**** DATA PROVIDED

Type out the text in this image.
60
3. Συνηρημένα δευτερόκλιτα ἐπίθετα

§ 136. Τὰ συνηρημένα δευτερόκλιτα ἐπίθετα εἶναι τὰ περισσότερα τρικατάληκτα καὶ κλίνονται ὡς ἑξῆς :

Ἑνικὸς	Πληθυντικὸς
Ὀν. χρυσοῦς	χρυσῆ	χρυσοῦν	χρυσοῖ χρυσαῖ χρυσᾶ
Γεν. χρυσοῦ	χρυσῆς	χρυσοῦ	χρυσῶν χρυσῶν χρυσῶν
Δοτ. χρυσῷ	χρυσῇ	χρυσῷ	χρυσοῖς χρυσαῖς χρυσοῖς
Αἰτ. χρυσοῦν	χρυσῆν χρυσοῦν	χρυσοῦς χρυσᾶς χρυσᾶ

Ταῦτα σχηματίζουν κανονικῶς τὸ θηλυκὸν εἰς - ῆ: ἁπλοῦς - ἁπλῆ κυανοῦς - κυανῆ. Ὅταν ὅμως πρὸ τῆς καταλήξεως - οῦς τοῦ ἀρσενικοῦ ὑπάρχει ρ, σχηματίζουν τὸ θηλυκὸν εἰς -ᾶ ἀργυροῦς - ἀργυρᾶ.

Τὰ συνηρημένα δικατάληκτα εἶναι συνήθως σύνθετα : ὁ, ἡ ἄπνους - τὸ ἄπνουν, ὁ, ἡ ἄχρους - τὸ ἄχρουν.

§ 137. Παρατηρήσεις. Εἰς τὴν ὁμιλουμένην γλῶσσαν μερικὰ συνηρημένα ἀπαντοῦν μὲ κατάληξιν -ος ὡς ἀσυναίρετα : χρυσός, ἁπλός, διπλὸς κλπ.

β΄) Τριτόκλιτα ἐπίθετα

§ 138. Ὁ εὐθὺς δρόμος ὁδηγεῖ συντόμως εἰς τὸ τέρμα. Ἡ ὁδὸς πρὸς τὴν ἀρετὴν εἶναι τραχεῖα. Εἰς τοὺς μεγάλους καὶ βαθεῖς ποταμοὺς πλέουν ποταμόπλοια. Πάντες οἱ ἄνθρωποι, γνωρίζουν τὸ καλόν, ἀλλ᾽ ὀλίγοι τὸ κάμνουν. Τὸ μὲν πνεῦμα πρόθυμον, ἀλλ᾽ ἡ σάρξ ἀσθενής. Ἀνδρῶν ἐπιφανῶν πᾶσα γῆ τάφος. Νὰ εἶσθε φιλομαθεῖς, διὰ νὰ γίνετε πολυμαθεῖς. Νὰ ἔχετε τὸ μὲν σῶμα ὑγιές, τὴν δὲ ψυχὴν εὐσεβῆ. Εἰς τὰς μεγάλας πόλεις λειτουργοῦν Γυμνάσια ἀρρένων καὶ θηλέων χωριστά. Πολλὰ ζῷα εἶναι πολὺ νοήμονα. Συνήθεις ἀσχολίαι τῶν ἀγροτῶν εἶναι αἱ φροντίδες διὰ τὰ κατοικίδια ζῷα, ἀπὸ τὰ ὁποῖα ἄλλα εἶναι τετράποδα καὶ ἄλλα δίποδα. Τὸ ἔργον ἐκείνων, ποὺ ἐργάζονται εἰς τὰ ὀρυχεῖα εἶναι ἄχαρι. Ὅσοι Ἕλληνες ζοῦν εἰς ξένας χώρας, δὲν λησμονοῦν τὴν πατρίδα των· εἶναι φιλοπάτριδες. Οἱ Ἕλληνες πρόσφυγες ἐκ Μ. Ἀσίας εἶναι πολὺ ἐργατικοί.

********
**** DATA PROVIDED

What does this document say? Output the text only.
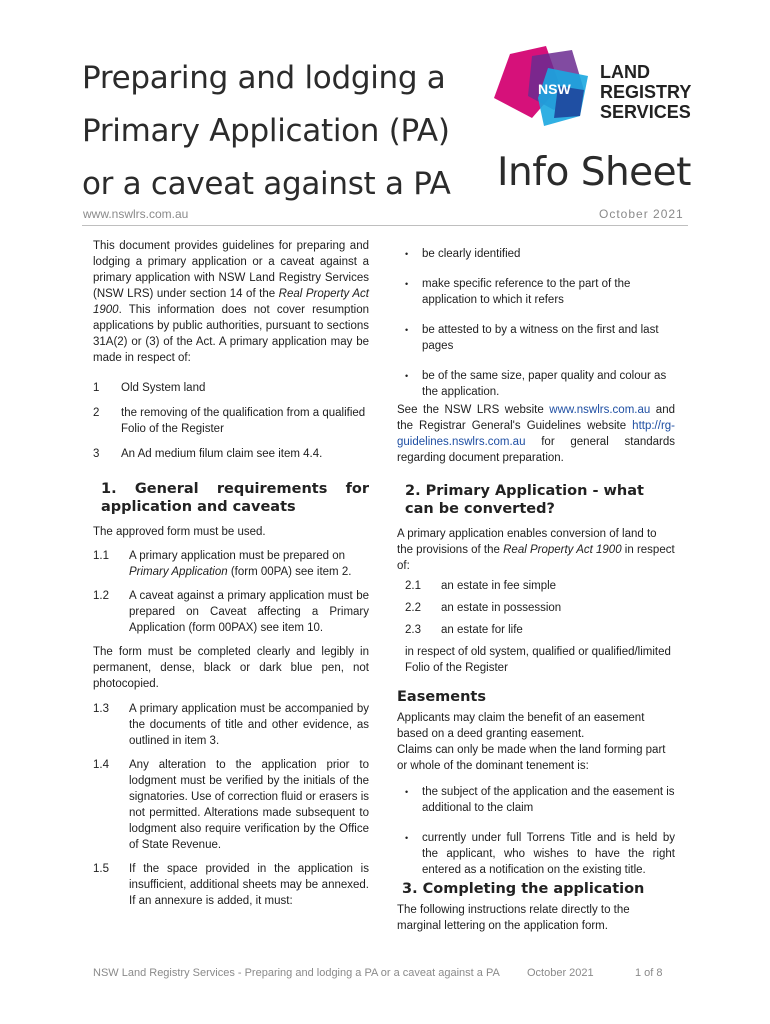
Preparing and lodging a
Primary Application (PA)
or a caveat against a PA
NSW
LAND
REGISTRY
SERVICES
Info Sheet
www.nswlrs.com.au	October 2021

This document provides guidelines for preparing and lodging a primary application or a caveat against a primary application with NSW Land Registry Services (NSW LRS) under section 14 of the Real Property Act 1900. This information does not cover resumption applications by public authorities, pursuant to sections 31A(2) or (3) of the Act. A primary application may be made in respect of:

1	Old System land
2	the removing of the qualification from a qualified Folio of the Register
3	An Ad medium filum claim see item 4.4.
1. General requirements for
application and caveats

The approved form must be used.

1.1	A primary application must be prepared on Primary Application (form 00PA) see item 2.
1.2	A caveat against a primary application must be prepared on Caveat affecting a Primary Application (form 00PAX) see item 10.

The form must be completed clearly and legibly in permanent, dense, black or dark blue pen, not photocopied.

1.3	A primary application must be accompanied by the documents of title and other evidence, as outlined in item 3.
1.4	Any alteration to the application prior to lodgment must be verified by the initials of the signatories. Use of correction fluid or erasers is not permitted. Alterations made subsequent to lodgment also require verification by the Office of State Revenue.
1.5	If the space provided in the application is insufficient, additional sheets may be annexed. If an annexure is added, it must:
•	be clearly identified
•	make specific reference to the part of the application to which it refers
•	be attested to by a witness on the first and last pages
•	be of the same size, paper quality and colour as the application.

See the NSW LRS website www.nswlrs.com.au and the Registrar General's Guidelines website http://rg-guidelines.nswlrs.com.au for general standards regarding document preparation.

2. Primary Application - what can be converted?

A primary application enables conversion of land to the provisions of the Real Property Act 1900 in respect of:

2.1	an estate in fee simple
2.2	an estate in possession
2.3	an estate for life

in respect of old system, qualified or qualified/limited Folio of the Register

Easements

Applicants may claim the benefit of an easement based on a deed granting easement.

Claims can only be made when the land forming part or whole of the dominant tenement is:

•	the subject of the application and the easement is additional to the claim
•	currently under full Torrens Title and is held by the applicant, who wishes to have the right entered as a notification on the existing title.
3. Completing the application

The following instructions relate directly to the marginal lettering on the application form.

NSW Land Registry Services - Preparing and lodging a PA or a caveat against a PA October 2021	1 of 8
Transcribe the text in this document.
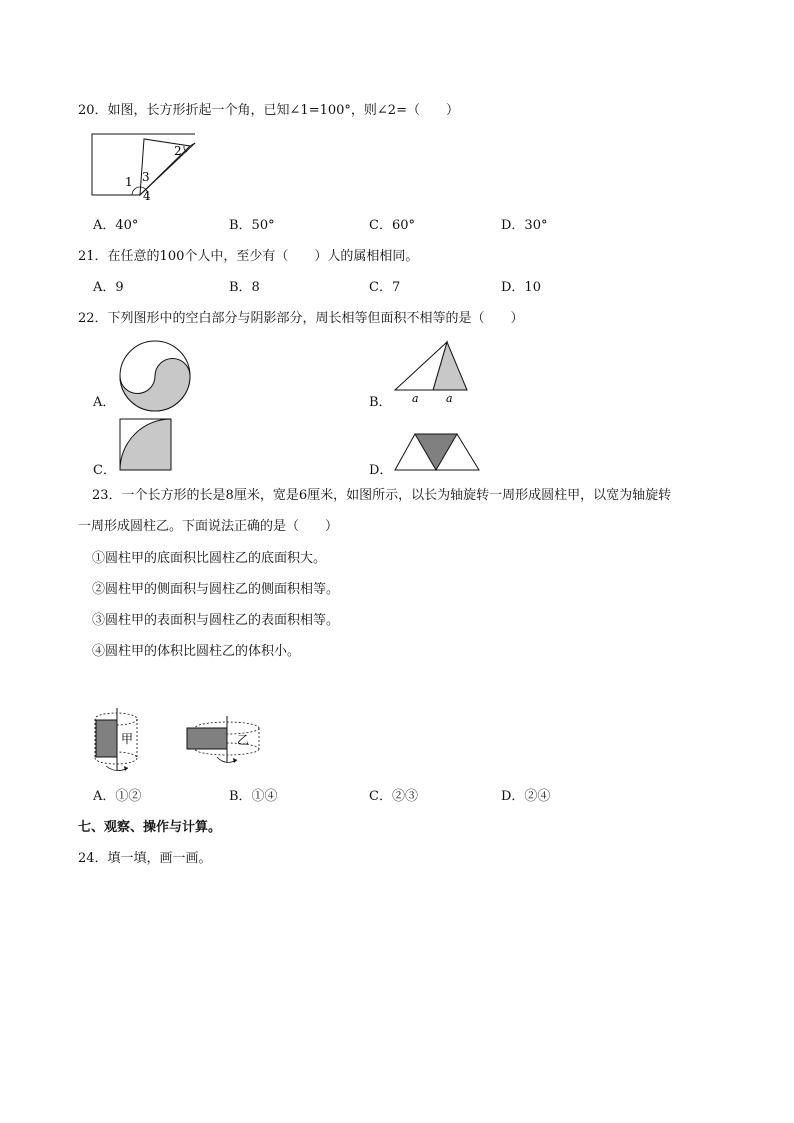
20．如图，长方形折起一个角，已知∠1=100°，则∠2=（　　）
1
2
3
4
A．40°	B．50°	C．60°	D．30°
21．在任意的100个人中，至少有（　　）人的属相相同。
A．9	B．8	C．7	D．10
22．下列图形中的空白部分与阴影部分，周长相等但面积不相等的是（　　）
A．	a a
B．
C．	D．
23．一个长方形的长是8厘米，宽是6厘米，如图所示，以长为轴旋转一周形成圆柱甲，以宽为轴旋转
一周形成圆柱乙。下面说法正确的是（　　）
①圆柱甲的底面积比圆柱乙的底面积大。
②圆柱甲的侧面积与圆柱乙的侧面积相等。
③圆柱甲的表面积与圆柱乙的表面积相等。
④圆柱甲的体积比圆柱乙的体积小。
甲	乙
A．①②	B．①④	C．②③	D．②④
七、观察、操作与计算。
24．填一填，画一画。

********
**** DATA PROVIDED

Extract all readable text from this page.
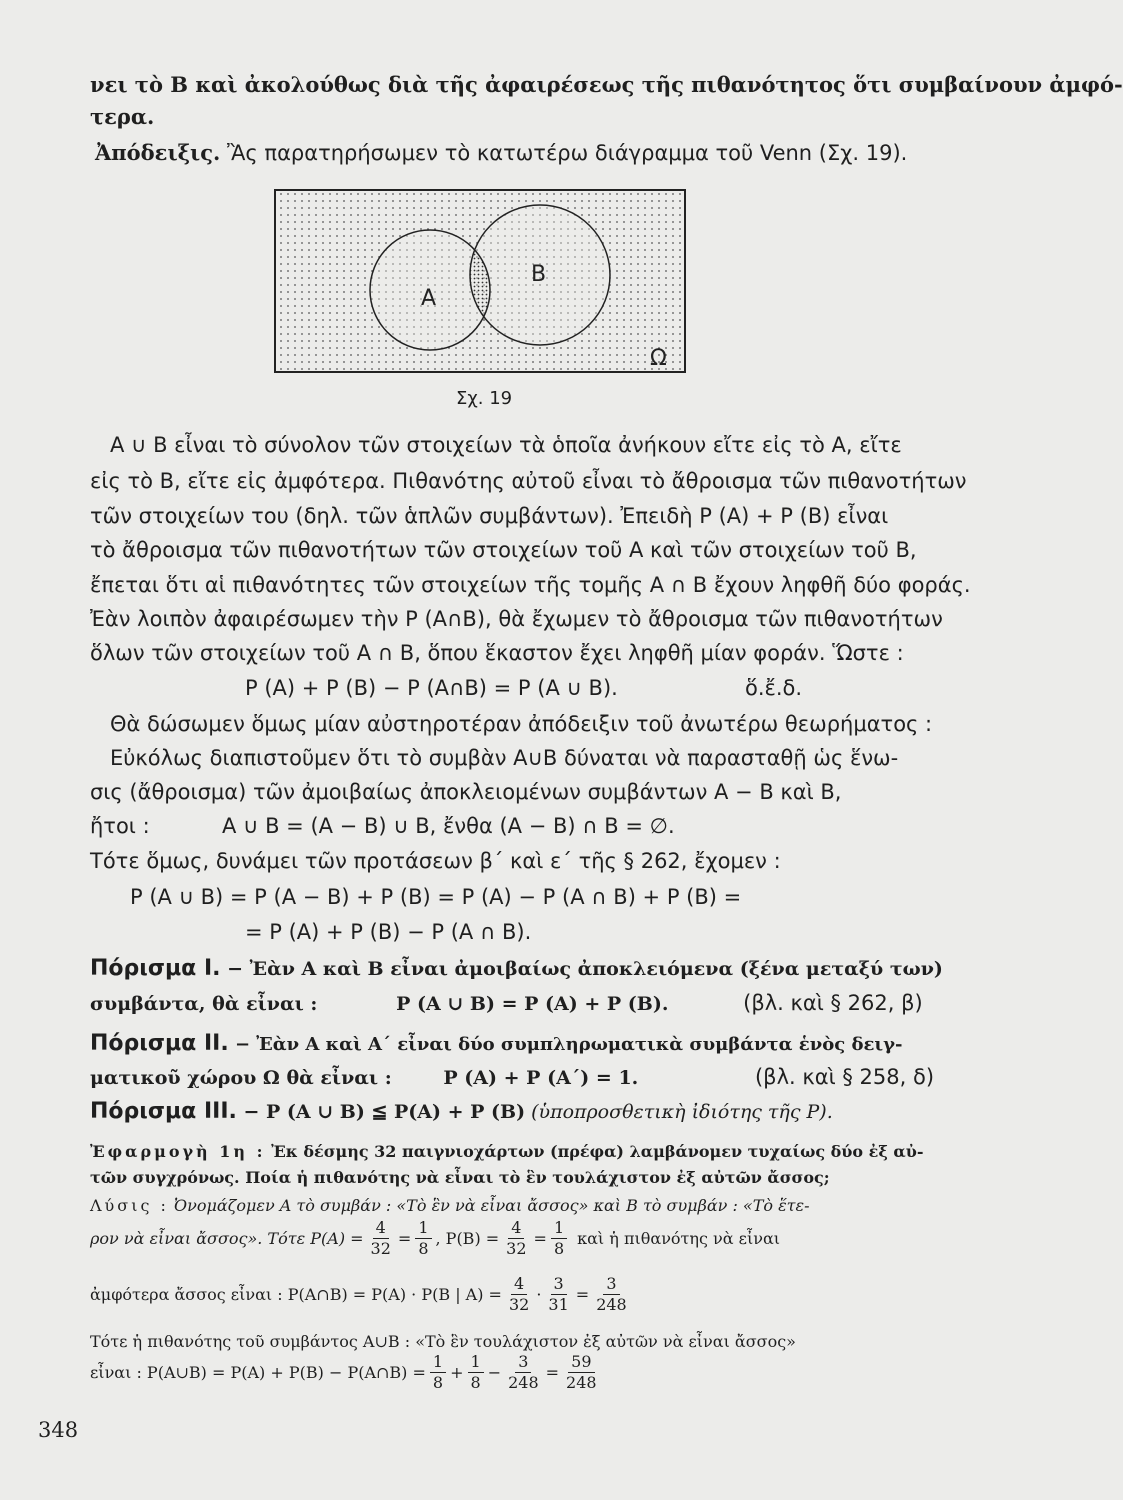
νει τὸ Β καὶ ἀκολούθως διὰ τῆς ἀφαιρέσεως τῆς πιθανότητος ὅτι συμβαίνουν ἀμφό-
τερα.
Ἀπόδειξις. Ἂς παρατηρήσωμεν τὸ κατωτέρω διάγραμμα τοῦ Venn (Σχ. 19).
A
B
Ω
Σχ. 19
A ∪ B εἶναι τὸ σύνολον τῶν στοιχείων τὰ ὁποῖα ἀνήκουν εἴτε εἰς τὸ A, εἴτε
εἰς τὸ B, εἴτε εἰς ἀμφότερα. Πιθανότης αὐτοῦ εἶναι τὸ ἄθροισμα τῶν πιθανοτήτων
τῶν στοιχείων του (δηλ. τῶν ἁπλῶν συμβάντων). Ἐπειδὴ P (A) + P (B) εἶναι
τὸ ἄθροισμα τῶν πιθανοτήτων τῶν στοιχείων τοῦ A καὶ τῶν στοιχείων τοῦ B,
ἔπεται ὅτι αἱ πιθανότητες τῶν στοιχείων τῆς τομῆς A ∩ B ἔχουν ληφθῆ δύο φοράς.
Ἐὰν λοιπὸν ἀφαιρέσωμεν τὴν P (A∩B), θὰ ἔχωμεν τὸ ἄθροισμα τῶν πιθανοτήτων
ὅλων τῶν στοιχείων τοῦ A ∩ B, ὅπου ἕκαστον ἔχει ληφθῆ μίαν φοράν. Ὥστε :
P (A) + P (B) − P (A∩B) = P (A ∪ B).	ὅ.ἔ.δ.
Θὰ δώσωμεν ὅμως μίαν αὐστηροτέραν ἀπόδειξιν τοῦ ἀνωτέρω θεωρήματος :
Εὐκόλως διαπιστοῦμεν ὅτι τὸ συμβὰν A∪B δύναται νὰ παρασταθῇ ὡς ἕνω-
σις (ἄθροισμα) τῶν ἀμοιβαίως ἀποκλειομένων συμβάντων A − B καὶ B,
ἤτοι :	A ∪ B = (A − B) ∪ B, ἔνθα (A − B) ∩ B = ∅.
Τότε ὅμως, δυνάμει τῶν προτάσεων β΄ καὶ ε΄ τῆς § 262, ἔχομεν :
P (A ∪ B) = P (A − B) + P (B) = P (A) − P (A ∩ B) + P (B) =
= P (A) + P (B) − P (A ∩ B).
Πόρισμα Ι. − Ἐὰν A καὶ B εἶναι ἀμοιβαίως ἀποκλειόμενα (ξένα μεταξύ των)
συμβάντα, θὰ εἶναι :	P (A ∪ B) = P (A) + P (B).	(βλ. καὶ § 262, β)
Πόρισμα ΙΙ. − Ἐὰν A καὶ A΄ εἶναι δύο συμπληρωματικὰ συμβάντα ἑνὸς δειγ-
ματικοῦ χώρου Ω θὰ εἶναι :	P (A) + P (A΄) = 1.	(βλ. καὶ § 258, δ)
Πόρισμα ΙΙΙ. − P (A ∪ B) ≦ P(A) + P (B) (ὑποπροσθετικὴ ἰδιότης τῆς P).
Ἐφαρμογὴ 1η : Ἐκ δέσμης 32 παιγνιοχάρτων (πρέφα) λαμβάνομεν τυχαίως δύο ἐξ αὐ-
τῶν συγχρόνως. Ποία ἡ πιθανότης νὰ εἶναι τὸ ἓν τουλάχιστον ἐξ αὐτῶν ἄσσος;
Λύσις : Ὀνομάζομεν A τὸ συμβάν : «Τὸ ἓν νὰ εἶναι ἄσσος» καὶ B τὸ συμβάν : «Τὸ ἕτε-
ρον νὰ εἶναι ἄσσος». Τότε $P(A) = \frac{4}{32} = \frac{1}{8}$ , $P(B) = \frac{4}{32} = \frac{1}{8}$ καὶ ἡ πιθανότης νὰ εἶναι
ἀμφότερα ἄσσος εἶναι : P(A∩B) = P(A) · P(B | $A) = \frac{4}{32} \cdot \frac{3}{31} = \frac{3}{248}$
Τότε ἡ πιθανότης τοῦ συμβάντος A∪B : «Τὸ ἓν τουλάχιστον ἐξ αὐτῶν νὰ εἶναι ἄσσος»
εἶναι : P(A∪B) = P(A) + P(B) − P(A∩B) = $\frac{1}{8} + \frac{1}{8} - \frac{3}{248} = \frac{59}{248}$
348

********

Identify and extract each line of the listing that contains "τουλάχιστον".

• [SOLUTION TO THE PROBLEM]
τῶν συγχρόνως. Ποία ἡ πιθανότης νὰ εἶναι τὸ ἓν τουλάχιστον ἐξ αὐτῶν ἄσσος;
Τότε ἡ πιθανότης τοῦ συμβάντος A∪B : «Τὸ ἓν τουλάχιστον ἐξ αὐτῶν νὰ εἶναι ἄσσος»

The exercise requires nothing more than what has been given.